▶ SELECTED EXCERPT:
The financial world plays host to plenty of scandals and failures. UK authorities ran a seven-year investigation into banks colluding to fix the Libor rate. Jon Corzine, a former New Jersey governor and Goldman Sachs boss, ran MF Global into the ground in 2011, a congressional report found. And executives from Lehman Brothers to Bear Stearns to mortgage lender Countrywide Financial were all tainted by the actions that laid their banks low in the financial crisis.
No senior executives ended up facing criminal charges, or were hauled off in handcuffs even, though several Libor traders went to jail. The FBI did investigate Countrywide Financial Chief Executive Angelo Mozilo; he also agreed to settle civil fraud charges from the Securities and Exchange Commission, though without admitting or denying responsibility. Anton Valukas, who wrote the bankruptcy court’s report into Lehman’s 2008 failure, determined there could be a strong case – a “colorable claim”, to use the legal jargon – against former boss Dick Fuld and some of his executives. But that also went nowhere.

Region boundary data
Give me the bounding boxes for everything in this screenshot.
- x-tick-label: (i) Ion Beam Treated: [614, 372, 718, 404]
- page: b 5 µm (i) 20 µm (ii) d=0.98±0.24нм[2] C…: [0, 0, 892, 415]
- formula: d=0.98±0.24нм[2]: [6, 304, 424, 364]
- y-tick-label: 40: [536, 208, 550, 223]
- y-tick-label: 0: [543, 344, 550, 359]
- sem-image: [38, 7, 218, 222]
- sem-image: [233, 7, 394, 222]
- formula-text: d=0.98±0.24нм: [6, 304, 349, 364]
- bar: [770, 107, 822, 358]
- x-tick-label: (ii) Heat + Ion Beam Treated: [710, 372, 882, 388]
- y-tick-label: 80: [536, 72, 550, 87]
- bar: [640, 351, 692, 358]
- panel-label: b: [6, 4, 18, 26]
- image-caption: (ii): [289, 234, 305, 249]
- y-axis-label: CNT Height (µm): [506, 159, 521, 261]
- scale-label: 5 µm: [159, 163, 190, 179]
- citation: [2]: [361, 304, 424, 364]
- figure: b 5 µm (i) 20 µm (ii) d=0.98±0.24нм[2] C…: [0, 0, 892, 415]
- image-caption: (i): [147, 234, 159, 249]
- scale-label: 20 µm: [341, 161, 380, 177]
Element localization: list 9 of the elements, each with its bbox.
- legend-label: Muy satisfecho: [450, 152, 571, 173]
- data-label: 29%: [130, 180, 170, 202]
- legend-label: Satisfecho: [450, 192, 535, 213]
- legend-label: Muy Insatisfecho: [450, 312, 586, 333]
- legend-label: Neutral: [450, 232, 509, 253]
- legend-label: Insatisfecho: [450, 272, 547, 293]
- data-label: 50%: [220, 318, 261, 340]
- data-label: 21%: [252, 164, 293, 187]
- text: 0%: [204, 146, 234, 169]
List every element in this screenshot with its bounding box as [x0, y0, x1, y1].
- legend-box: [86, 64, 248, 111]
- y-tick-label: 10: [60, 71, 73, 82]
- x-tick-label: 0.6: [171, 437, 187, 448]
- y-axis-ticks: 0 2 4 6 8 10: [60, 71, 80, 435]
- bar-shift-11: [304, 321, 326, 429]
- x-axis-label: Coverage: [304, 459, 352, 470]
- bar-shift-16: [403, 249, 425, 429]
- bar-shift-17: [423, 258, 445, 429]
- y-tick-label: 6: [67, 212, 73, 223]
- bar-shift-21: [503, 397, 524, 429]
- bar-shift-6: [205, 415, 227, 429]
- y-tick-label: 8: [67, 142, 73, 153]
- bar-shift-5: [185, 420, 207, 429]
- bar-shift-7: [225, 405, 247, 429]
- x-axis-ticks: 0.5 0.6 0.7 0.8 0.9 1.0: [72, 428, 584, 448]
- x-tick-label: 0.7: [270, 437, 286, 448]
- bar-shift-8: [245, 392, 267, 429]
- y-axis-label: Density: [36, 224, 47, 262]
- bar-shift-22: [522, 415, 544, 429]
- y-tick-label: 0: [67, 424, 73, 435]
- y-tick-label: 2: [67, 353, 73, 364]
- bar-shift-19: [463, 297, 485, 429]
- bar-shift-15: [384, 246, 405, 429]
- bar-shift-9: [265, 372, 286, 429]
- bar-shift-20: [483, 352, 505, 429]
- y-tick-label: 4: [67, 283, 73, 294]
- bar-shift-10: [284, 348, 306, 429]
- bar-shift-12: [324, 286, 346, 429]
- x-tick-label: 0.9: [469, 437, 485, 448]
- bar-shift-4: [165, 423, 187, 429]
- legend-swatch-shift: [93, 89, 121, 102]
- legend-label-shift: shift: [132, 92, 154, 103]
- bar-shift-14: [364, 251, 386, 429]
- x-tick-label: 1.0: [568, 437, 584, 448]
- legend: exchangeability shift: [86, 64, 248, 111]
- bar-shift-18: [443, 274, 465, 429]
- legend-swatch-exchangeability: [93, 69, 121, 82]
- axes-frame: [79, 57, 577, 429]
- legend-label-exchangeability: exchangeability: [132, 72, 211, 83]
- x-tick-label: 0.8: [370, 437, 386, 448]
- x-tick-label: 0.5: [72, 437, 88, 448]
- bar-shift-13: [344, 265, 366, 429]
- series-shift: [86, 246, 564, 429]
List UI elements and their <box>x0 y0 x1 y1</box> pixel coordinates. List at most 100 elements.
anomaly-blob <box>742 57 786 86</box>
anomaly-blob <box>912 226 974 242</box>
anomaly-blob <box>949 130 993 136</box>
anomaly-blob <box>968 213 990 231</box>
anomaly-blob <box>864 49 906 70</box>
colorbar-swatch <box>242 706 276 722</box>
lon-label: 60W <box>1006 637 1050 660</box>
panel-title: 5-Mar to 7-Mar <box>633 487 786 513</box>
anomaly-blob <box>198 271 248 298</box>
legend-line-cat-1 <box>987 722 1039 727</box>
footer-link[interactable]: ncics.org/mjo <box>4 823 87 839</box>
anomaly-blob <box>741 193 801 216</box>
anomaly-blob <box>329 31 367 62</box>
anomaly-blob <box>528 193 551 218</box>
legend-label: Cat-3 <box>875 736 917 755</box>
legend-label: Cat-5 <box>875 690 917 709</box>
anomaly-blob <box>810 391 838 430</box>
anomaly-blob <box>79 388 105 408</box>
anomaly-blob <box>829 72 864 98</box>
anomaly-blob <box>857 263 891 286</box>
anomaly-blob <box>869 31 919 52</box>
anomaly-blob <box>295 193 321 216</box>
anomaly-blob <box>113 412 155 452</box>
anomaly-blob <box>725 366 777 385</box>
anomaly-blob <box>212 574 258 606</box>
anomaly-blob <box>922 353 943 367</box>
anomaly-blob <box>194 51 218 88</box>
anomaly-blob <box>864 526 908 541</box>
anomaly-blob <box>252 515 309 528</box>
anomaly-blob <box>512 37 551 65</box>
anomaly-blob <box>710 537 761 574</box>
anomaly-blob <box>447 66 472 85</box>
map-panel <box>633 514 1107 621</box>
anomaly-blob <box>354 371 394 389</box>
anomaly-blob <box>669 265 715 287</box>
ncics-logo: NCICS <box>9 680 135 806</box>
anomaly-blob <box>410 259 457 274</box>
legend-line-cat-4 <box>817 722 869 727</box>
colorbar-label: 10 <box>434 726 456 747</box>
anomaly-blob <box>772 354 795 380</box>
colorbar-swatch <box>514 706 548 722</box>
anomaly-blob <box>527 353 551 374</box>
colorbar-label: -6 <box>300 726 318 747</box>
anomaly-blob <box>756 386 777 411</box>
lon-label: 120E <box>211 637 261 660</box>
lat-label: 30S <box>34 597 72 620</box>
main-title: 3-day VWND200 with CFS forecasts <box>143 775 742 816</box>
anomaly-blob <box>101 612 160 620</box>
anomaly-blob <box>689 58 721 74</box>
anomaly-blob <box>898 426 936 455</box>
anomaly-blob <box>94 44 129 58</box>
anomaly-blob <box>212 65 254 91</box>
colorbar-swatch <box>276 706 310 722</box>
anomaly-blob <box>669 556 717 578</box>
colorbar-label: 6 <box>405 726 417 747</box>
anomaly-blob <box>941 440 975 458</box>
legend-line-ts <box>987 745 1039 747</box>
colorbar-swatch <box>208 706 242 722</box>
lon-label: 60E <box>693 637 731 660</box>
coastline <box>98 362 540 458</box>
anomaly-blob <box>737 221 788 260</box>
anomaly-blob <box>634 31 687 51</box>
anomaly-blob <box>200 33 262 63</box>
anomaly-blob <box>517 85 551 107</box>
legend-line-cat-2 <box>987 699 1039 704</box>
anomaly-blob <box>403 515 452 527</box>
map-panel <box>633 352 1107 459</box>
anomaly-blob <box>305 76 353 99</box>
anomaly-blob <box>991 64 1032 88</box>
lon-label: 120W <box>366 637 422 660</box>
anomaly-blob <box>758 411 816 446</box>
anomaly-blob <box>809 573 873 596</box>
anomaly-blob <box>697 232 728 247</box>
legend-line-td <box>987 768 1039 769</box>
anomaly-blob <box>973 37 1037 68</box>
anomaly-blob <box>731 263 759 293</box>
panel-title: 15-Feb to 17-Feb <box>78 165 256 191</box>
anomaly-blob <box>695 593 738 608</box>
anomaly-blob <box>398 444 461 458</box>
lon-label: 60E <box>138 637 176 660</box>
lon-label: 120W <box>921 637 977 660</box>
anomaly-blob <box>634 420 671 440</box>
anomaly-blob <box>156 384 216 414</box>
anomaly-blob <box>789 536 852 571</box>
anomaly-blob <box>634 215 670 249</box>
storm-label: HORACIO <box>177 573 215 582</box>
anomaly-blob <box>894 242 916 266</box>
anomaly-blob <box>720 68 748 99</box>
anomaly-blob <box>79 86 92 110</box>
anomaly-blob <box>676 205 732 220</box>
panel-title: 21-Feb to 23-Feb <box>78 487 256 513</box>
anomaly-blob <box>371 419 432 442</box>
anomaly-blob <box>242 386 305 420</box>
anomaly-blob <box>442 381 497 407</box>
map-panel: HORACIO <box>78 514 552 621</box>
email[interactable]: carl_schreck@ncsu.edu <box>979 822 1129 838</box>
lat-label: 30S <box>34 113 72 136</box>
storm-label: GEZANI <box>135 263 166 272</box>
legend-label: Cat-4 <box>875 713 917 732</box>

▶ PROBLEMS TO WORK ON:
[A] Answer these questions about the passage on financial scandals:
(i) In what year did Jon Corzine run MF Global into the ground, according to a congressional report?
(ii) Which agency investigated Countrywide Financial Chief Executive Angelo Mozilo?
(iii) What legal phrase describes the case Anton Valukas found there could be against Dick Fuld?
[B] Does each statement agree with the passage on financial scandals? Answer yes or no, and quote the words that decide it.
(i) The UK investigation into Libor rate-fixing lasted seven years.
(ii) Angelo Mozilo admitted responsibility when he settled civil fraud charges with the Securities and Exchange Commission.
(iii) The possible case against Dick Fuld and some of his executives led to further action.
The records are material of their own, apart from the text.

▶ CORRECT ANSWERS:
[A]
(i) 2011
(ii) The FBI
(iii) A "colorable claim"

[B]
(i) Yes: "UK authorities ran a seven-year investigation into banks colluding to fix the Libor rate."
(ii) No: "though without admitting or denying responsibility"
(iii) No: "But that also went nowhere."